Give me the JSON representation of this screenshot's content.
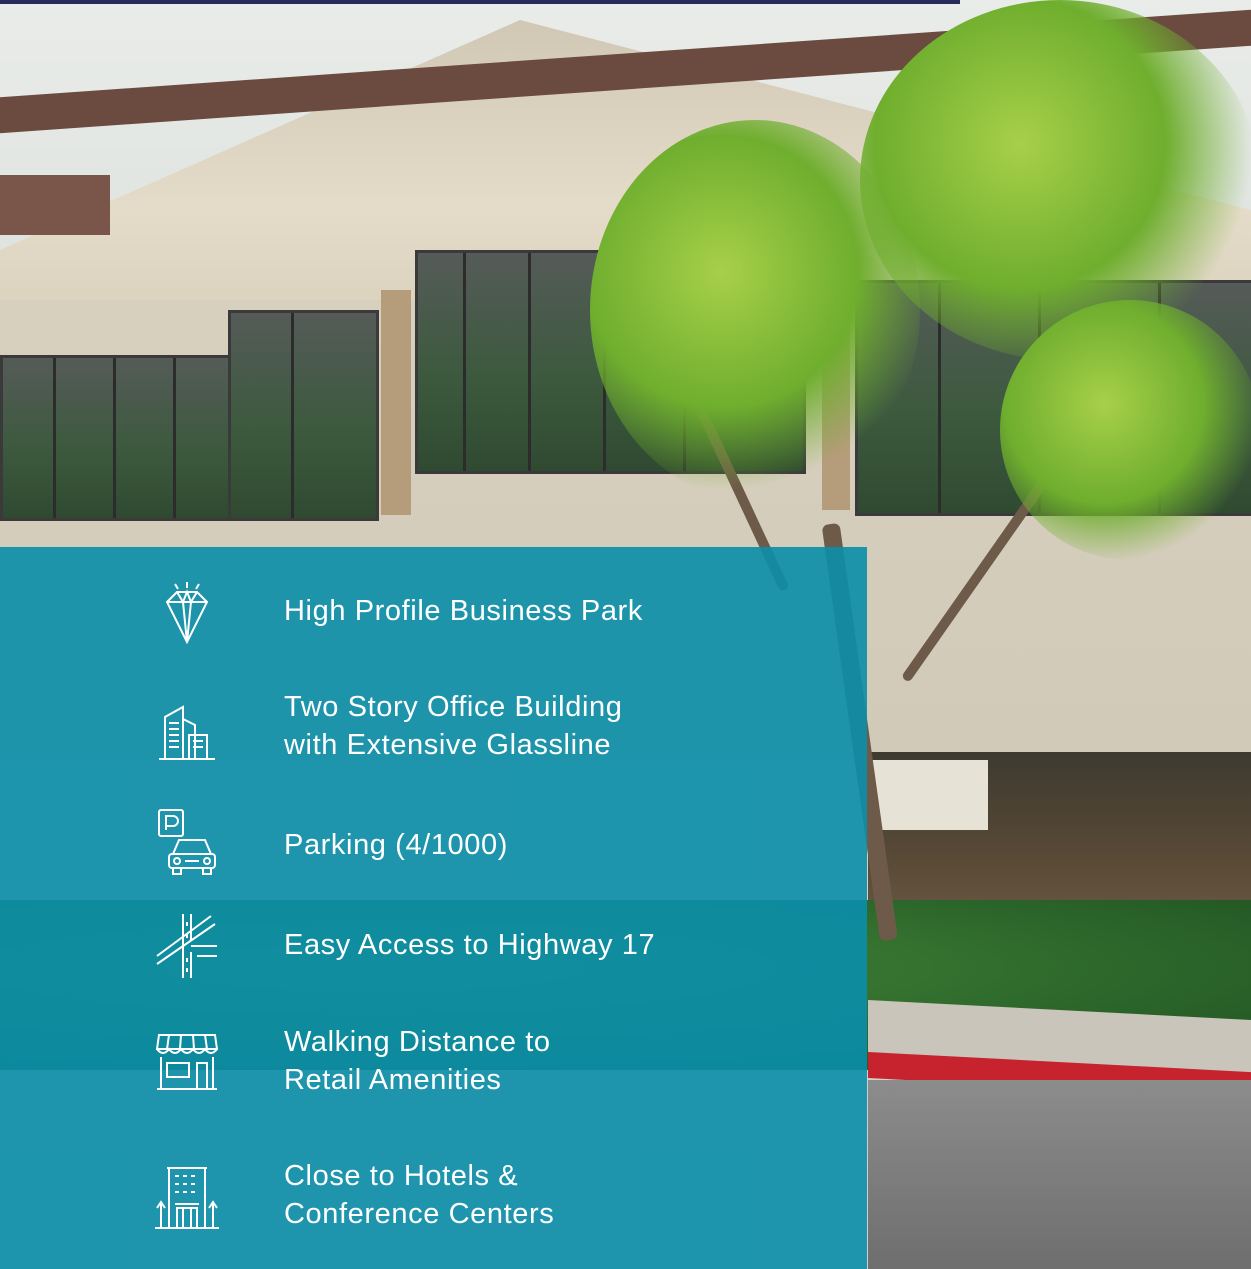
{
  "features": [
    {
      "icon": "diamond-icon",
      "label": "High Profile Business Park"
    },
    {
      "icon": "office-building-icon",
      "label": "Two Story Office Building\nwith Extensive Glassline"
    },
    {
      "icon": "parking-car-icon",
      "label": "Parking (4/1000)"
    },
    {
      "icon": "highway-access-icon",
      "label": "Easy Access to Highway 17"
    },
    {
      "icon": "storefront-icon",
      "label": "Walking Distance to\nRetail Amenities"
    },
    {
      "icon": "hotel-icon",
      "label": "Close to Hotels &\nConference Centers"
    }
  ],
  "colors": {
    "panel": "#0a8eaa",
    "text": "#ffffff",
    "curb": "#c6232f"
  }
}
--------------------------------
WRITTEN INSTRUCTION: What comes back should match the records exactly, minus any pictures.

FINISHED ANSWER:
Give me the JSON representation of this screenshot's content.
{
  "features": [
    {
      "icon": "diamond-icon",
      "label": "High Profile Business Park"
    },
    {
      "icon": "office-building-icon",
      "label": "Two Story Office Building\nwith Extensive Glassline"
    },
    {
      "icon": "parking-car-icon",
      "label": "Parking (4/1000)"
    },
    {
      "icon": "highway-access-icon",
      "label": "Easy Access to Highway 17"
    },
    {
      "icon": "storefront-icon",
      "label": "Walking Distance to\nRetail Amenities"
    },
    {
      "icon": "hotel-icon",
      "label": "Close to Hotels &\nConference Centers"
    }
  ],
  "colors": {
    "panel": "#0a8eaa",
    "text": "#ffffff",
    "curb": "#c6232f"
  }
}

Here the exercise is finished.